Bounding box annotations
================================

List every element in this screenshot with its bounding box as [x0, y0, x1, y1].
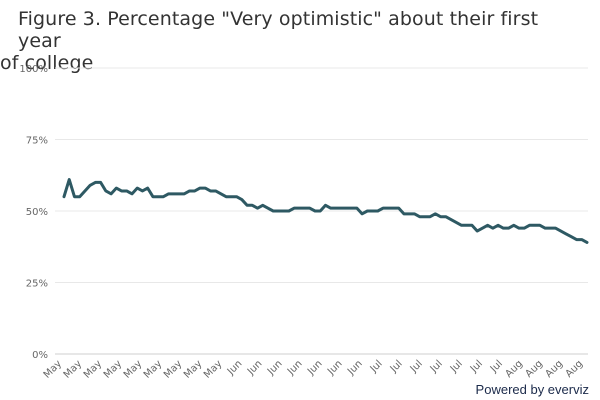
y-axis-tick-labels: 0% 25% 50% 75% 100%	[19, 64, 48, 361]
x-tick-label: Jul	[408, 358, 425, 375]
x-tick-label: Aug	[543, 358, 565, 380]
x-tick-label: Jun	[245, 358, 265, 378]
x-tick-label: May	[182, 358, 204, 380]
x-tick-label: Jul	[468, 358, 485, 375]
x-tick-label: Jul	[388, 358, 405, 375]
x-tick-label: Jun	[225, 358, 245, 378]
x-tick-label: Jul	[428, 358, 445, 375]
x-tick-label: Jul	[448, 358, 465, 375]
series-layer	[62, 178, 589, 244]
x-tick-label: Jun	[305, 358, 325, 378]
x-tick-label: May	[202, 358, 224, 380]
y-tick-label: 100%	[19, 64, 48, 75]
x-tick-label: May	[102, 358, 124, 380]
y-tick-label: 75%	[26, 136, 48, 147]
series-line-0	[62, 178, 589, 244]
x-tick-label: Jun	[265, 358, 285, 378]
x-tick-label: Aug	[564, 358, 586, 380]
x-tick-label: Aug	[503, 358, 525, 380]
x-tick-label: Jun	[325, 358, 345, 378]
x-tick-label: Jul	[368, 358, 385, 375]
x-tick-label: Aug	[523, 358, 545, 380]
x-tick-label: May	[62, 358, 84, 380]
credits-link[interactable]: Powered by everviz	[475, 382, 589, 397]
chart-title: Figure 3. Percentage "Very optimistic" a…	[0, 8, 560, 74]
x-tick-label: May	[42, 358, 64, 380]
x-tick-label: May	[82, 358, 104, 380]
x-tick-label: May	[122, 358, 144, 380]
y-tick-label: 0%	[32, 350, 48, 361]
y-tick-label: 25%	[26, 279, 48, 290]
chart-title-line-1: Figure 3. Percentage "Very optimistic" a…	[18, 8, 539, 52]
y-tick-label: 50%	[26, 207, 48, 218]
x-tick-label: Jun	[345, 358, 365, 378]
x-tick-label: May	[162, 358, 184, 380]
x-tick-label: Jun	[285, 358, 305, 378]
x-tick-label: Jul	[488, 358, 505, 375]
x-tick-label: May	[142, 358, 164, 380]
gridlines	[55, 67, 588, 355]
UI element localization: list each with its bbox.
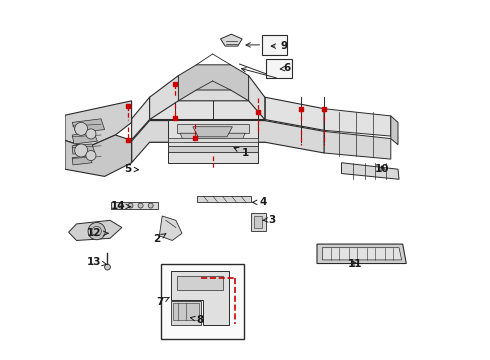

================================

Given exercise » Copy the records above line for line, with no changes, but omit the pictures.

Answer to this exercise »
List every element in this screenshot with its bounding box as [x0, y0, x1, y1].
y-axis-tick-labels: 0% 25% 50% 75% 100%	[19, 64, 48, 361]
x-tick-label: Jul	[408, 358, 425, 375]
x-tick-label: Aug	[543, 358, 565, 380]
x-tick-label: Jun	[245, 358, 265, 378]
x-tick-label: May	[182, 358, 204, 380]
x-tick-label: Jul	[468, 358, 485, 375]
x-tick-label: Jul	[388, 358, 405, 375]
x-tick-label: Jun	[225, 358, 245, 378]
x-tick-label: Jul	[428, 358, 445, 375]
x-tick-label: Jul	[448, 358, 465, 375]
series-layer	[62, 178, 589, 244]
x-tick-label: Jun	[305, 358, 325, 378]
x-tick-label: May	[202, 358, 224, 380]
y-tick-label: 100%	[19, 64, 48, 75]
x-tick-label: May	[102, 358, 124, 380]
y-tick-label: 75%	[26, 136, 48, 147]
series-line-0	[62, 178, 589, 244]
x-tick-label: Jun	[265, 358, 285, 378]
x-tick-label: Aug	[564, 358, 586, 380]
x-tick-label: Aug	[503, 358, 525, 380]
x-tick-label: Jun	[325, 358, 345, 378]
x-tick-label: Jul	[368, 358, 385, 375]
x-tick-label: Aug	[523, 358, 545, 380]
x-tick-label: May	[62, 358, 84, 380]
credits-link[interactable]: Powered by everviz	[475, 382, 589, 397]
chart-title: Figure 3. Percentage "Very optimistic" a…	[0, 8, 560, 74]
x-tick-label: May	[42, 358, 64, 380]
x-tick-label: May	[82, 358, 104, 380]
x-tick-label: May	[122, 358, 144, 380]
y-tick-label: 0%	[32, 350, 48, 361]
y-tick-label: 25%	[26, 279, 48, 290]
chart-title-line-1: Figure 3. Percentage "Very optimistic" a…	[18, 8, 539, 52]
y-tick-label: 50%	[26, 207, 48, 218]
x-tick-label: Jun	[345, 358, 365, 378]
x-tick-label: May	[162, 358, 184, 380]
x-tick-label: Jun	[285, 358, 305, 378]
x-tick-label: Jul	[488, 358, 505, 375]
x-tick-label: May	[142, 358, 164, 380]
gridlines	[55, 67, 588, 355]
UI element localization: list each with its bbox.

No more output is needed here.